> _Menggunakan Informasi_
a) Ringkaslah paragraf dalam teks tentang kehidupan MN di bawah ini yang diawali "Di lingkungan teman-teman SMA" menjadi daftar butir singkat yang tetap memuat fakta utamanya.
b) Perpanjang teks tentang kehidupan MN di bawah ini dengan menulis lanjutannya, dimulai setelah kalimat terakhir yang tercantum.

> _Teks Latihan_
□ □ □ □

     Di lingkungan keluarga, hanya ayahnya saja yang belum mengetahui bahwa MN memiliki kecenderungan menyukai lelaki. Ibu, kakak, bahkan adiknya telah mengetahui hal tersebut dan tidak ada penolakan terhadap MN mengenai kelainan seksnya ini. Ayah MN adalah seorang yang sangat sibuk sehingga ia tidak begitu memperhatikan kehidupan anaknya ini, hanya kebutuhan materi saja yang ia berikan.
     Di lingkungan teman-teman SMA, MN seringkali terlihat dicemooh oleh siswa laki-laki. Ada saja omongan-omongan yang menyakitkan yang mereka lontarkan kepada MN. Tidak begitu dengan siswa perempuan, mereka cenderung seringsekali mengajak MN makan bersama, ke perpus bersama, bahkan sering juga mengajak MN membeli kebutuhan perempuan (baju, alat make-up, aksesoris, dsb).
     Ini berlanjut hingga MN masuk ke dunia perkuliahan. Di mana MN tidak lagi tinggal bersama keluarganya, MN mulai hidup sendiri. Di tempat dimana dia berkuliah banyak sekali kelompok-kelompok yang mendukung tersalurnya hasrat seksual MN. Dia mulai masuk ke dalam komunitas-komunitas gay. Cara berpakaian, berdandan, berbicara, berjalan, hingga bertingkah lakunya pun semakin meningkat drastis (semakin kewanitaan). Dia semakin sering melakukan hubungan seks dengan pacarnya.

□ □ □ □

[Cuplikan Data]
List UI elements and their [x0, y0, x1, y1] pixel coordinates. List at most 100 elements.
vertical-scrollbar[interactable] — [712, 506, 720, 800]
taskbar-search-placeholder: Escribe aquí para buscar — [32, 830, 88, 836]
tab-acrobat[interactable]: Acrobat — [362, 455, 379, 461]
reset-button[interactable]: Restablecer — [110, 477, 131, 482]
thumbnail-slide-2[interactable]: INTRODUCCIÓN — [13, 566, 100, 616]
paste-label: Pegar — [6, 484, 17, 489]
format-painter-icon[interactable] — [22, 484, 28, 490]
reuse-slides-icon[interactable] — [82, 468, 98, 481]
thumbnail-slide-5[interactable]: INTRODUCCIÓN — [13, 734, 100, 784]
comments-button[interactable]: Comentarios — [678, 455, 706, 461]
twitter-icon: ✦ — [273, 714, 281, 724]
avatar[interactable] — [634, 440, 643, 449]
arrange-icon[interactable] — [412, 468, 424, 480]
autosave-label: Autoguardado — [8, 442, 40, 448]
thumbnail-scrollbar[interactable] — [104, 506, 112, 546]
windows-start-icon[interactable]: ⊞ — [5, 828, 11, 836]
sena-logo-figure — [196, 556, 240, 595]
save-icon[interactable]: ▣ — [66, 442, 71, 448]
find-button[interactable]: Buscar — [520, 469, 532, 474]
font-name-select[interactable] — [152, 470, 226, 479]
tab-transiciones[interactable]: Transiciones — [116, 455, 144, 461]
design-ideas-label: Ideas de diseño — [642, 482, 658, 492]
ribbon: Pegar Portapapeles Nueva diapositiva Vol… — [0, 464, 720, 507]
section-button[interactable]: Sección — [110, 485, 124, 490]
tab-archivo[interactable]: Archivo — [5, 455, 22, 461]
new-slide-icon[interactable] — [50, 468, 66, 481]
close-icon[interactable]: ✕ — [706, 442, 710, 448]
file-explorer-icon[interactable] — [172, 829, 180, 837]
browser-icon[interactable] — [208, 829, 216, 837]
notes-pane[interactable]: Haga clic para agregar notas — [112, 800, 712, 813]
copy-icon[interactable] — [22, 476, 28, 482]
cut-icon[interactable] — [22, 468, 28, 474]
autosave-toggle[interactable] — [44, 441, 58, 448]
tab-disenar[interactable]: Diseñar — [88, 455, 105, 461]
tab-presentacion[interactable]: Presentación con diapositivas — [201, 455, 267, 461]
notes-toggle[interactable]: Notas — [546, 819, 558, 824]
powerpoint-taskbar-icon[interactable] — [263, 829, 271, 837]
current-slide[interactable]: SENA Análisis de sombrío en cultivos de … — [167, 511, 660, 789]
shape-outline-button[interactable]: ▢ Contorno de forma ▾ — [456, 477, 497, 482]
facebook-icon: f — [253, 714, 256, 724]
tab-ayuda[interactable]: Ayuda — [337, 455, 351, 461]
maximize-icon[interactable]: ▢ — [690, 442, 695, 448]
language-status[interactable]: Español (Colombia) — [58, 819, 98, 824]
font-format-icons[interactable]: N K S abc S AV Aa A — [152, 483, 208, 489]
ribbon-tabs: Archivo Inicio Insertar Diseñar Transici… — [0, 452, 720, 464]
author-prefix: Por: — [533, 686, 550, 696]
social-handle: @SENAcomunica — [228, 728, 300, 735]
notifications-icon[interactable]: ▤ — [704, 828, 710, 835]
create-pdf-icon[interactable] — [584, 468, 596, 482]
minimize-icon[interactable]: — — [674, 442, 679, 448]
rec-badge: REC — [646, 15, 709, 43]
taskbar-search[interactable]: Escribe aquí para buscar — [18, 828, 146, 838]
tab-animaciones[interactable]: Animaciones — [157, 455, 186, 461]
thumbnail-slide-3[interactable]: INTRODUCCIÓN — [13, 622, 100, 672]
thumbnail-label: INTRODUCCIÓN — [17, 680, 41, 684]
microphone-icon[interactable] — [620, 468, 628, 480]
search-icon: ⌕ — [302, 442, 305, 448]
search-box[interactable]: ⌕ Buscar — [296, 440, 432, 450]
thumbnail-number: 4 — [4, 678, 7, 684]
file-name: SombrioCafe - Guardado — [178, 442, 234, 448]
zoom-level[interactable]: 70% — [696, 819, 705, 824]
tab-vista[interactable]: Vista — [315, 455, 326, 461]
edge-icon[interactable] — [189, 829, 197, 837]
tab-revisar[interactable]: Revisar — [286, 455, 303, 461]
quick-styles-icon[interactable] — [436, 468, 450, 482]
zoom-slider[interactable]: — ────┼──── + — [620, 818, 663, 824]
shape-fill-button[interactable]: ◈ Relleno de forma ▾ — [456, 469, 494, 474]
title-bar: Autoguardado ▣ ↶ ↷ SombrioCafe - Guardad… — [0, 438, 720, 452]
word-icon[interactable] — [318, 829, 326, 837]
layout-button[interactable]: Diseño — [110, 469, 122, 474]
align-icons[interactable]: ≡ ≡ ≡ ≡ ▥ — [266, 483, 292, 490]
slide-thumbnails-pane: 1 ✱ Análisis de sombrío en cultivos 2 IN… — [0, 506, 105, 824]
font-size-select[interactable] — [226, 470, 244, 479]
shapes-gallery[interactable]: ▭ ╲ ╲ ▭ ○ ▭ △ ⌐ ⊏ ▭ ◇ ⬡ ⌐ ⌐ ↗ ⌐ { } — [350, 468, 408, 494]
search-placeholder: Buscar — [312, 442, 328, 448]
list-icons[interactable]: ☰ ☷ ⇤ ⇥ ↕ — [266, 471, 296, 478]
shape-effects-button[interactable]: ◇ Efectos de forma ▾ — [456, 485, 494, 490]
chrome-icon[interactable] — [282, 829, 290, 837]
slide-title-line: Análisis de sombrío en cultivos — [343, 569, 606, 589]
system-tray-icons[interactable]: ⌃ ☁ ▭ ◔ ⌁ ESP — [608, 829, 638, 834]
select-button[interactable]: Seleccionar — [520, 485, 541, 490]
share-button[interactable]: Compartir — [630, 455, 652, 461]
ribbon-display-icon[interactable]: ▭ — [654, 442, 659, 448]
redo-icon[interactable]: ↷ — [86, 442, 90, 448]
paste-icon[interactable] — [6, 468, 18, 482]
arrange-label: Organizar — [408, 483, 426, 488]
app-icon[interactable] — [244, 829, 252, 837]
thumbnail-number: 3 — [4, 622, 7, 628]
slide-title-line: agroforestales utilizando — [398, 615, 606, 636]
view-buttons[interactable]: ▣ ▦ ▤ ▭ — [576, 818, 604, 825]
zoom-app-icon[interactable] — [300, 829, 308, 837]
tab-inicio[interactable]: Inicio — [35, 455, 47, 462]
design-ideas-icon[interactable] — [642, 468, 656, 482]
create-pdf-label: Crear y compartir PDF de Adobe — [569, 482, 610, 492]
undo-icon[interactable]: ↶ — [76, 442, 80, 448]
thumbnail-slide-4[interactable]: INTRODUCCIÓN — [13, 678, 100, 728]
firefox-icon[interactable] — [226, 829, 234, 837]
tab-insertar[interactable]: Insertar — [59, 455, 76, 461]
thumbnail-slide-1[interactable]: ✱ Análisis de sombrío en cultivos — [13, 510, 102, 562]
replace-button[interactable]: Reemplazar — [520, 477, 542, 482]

□ □ □ □

> _Hasil Latihan_
a)
- MN sering dicemooh siswa laki-laki di SMA dengan omongan yang menyakitkan.
- Siswa perempuan justru sering mengajak MN makan bersama dan pergi ke perpustakaan bersama.
- Mereka juga sering mengajak MN membeli kebutuhan perempuan, seperti baju, alat make-up, dan aksesori.

b)
         Penyimpangan gender dan hubungan homoseksual seringkali di pengaruhi oleh faktor lingkungan. Hal ini terjadi biasanya karena penolakan atau reinforcement yang diterima oleh subyek. Penolakan terjadi karena perilaku yang ditunjukkan subyek kepada teman sejenisnya atau cemohan dari teman sejenisnya, yang menjadikan subyek merasa tidak nyaman dengan lingkungannya tersebut dan akhirnya memilih berteman dengan lawan jenis, hal ini akan berpengaruh pada pola perilaku yang bertahan. Pada reinforment, biasanya para kaum homoseksual ini, diperoleh dari kehangatan yang diterima oleh sesama jenis. Subyek akan sering kali menjaga jarak untuk berteman dengan rekan yang menyukai lawan jenis karena penolakan dan memilih untuk berteman dengan sesama jenis karena perlindungan dan kehangatan yang diterima.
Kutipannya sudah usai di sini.